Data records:
↓

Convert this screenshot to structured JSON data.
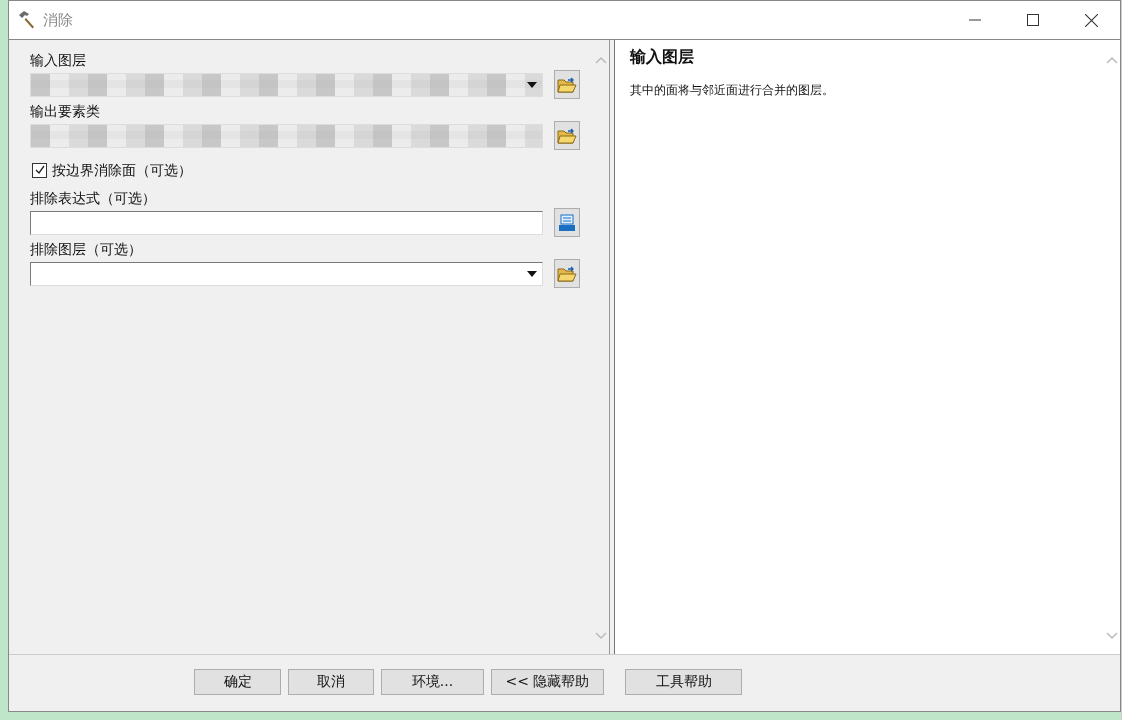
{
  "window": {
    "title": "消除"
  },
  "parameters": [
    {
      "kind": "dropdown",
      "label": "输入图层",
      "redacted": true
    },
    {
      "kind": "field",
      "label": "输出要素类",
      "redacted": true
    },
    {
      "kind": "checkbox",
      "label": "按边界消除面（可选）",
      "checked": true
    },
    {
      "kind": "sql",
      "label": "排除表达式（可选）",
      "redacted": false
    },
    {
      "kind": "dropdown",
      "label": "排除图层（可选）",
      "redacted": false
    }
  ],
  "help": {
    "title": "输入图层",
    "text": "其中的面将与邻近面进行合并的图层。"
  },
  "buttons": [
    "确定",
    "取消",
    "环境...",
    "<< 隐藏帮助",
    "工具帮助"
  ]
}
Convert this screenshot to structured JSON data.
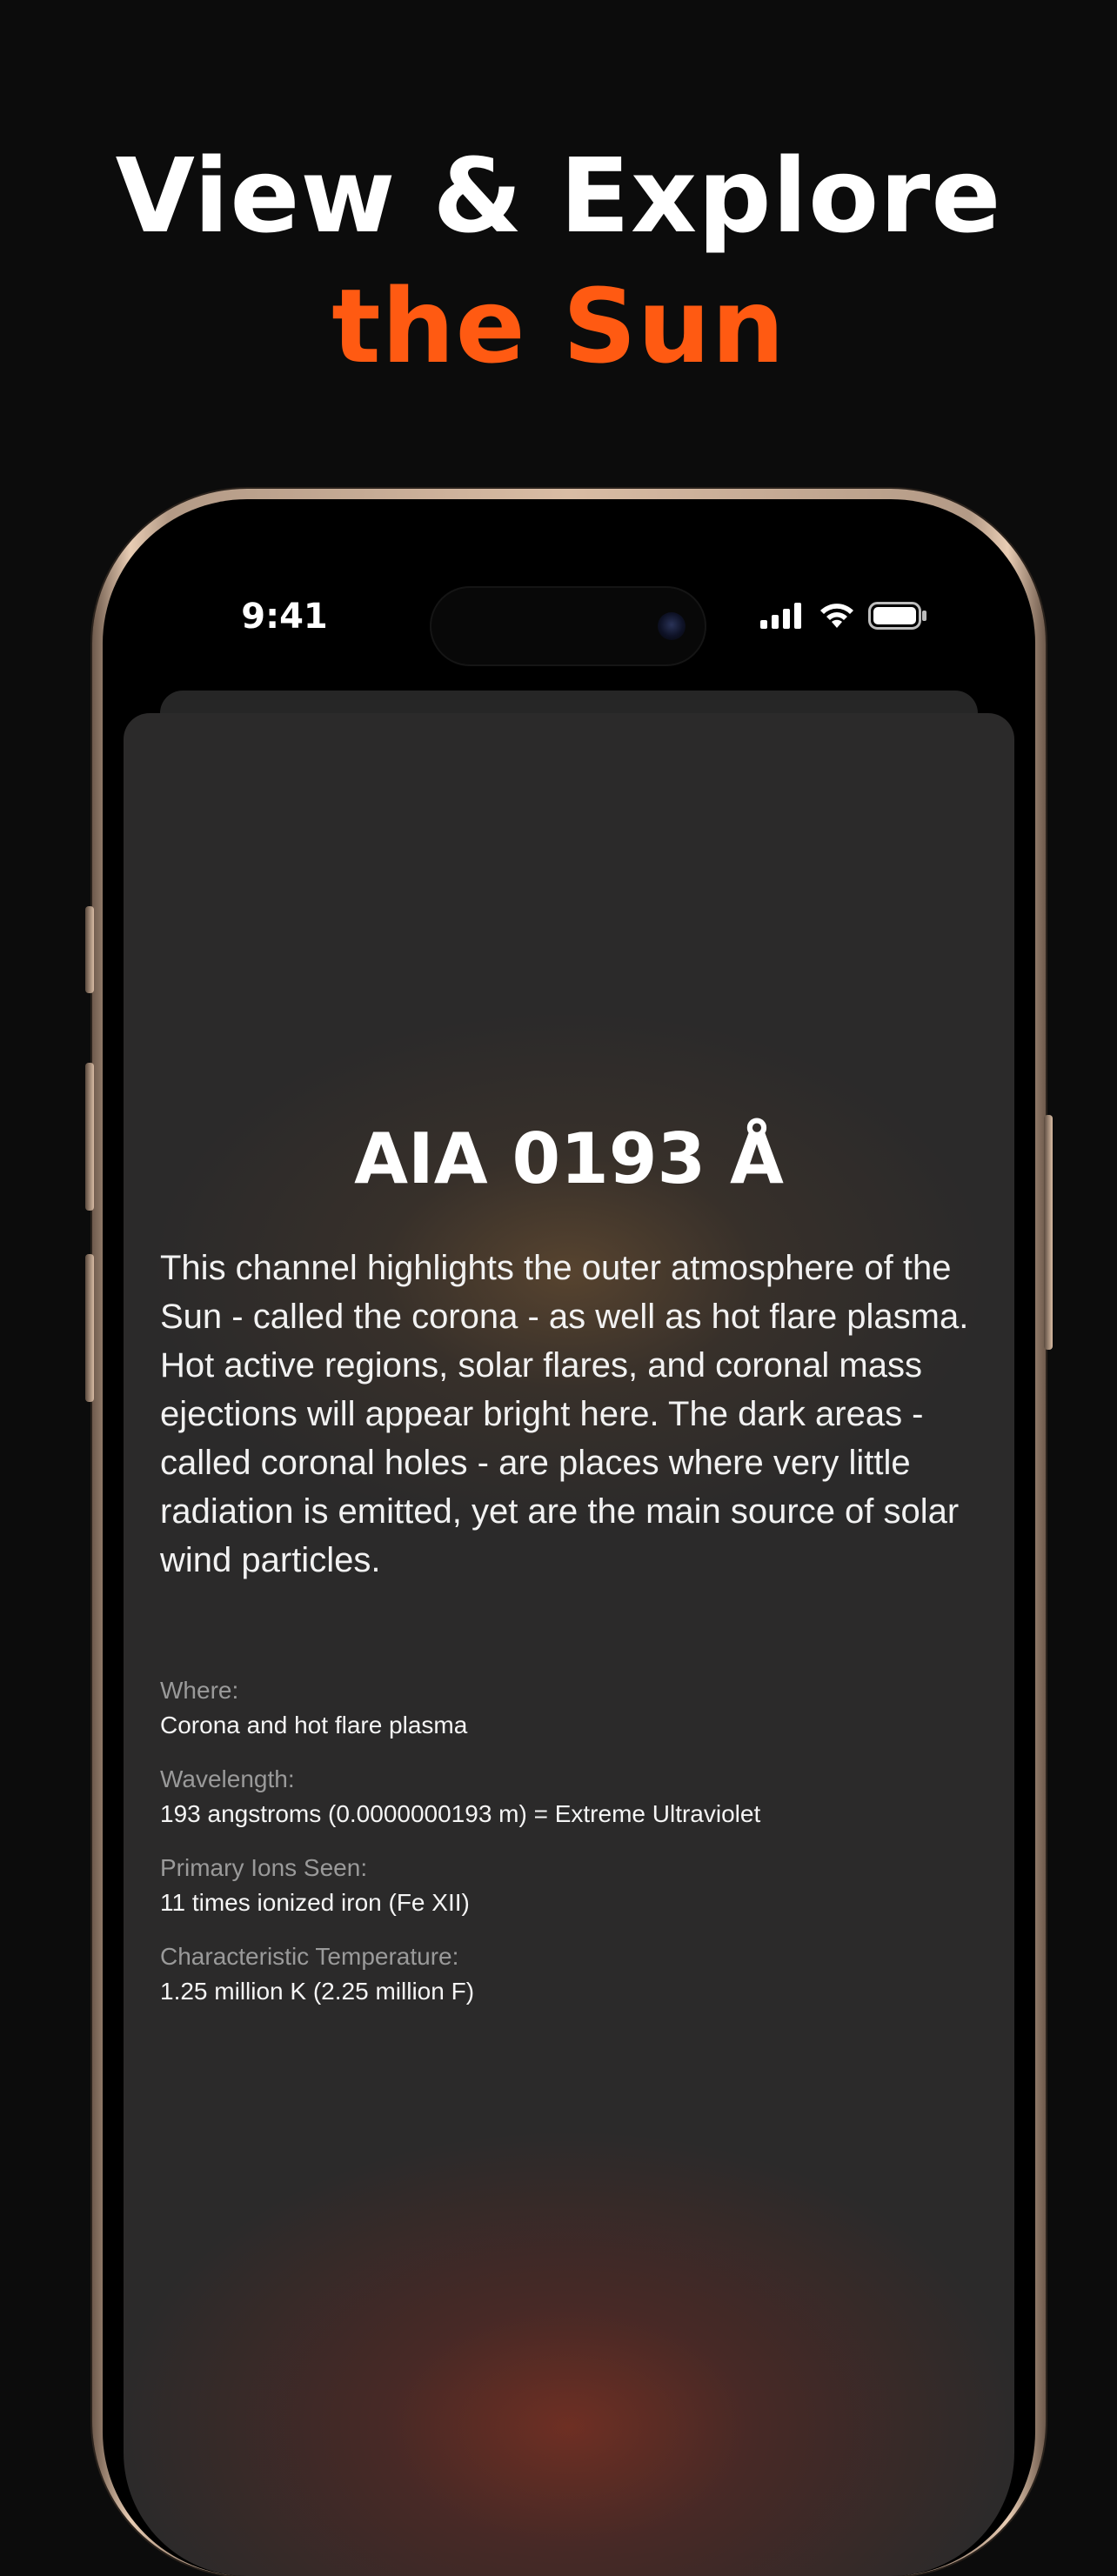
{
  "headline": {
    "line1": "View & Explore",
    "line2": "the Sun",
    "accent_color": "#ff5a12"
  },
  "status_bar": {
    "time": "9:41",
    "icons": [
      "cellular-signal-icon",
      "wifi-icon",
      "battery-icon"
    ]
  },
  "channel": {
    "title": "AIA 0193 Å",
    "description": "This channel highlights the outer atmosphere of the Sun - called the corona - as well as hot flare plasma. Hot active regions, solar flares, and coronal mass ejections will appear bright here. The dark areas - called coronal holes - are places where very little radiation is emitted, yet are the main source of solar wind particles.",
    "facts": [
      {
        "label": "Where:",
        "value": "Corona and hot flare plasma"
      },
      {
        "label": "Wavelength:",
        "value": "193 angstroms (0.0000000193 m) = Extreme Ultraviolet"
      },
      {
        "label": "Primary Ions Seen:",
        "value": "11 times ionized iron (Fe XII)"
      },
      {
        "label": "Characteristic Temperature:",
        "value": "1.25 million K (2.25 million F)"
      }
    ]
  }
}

↑

-- EXERCISE REQUIREMENTS --
Quote every line word for word and keep the images out of the copy.

-- ANSWER TO THIS TASK --
Convert this screenshot to structured JSON data.
{
  "window": {
    "title": "消除"
  },
  "parameters": [
    {
      "kind": "dropdown",
      "label": "输入图层",
      "redacted": true
    },
    {
      "kind": "field",
      "label": "输出要素类",
      "redacted": true
    },
    {
      "kind": "checkbox",
      "label": "按边界消除面（可选）",
      "checked": true
    },
    {
      "kind": "sql",
      "label": "排除表达式（可选）",
      "redacted": false
    },
    {
      "kind": "dropdown",
      "label": "排除图层（可选）",
      "redacted": false
    }
  ],
  "help": {
    "title": "输入图层",
    "text": "其中的面将与邻近面进行合并的图层。"
  },
  "buttons": [
    "确定",
    "取消",
    "环境...",
    "<< 隐藏帮助",
    "工具帮助"
  ]
}
Convert this screenshot to structured JSON data.
{
  "headline": {
    "line1": "View & Explore",
    "line2": "the Sun",
    "accent_color": "#ff5a12"
  },
  "status_bar": {
    "time": "9:41",
    "icons": [
      "cellular-signal-icon",
      "wifi-icon",
      "battery-icon"
    ]
  },
  "channel": {
    "title": "AIA 0193 Å",
    "description": "This channel highlights the outer atmosphere of the Sun - called the corona - as well as hot flare plasma. Hot active regions, solar flares, and coronal mass ejections will appear bright here. The dark areas - called coronal holes - are places where very little radiation is emitted, yet are the main source of solar wind particles.",
    "facts": [
      {
        "label": "Where:",
        "value": "Corona and hot flare plasma"
      },
      {
        "label": "Wavelength:",
        "value": "193 angstroms (0.0000000193 m) = Extreme Ultraviolet"
      },
      {
        "label": "Primary Ions Seen:",
        "value": "11 times ionized iron (Fe XII)"
      },
      {
        "label": "Characteristic Temperature:",
        "value": "1.25 million K (2.25 million F)"
      }
    ]
  }
}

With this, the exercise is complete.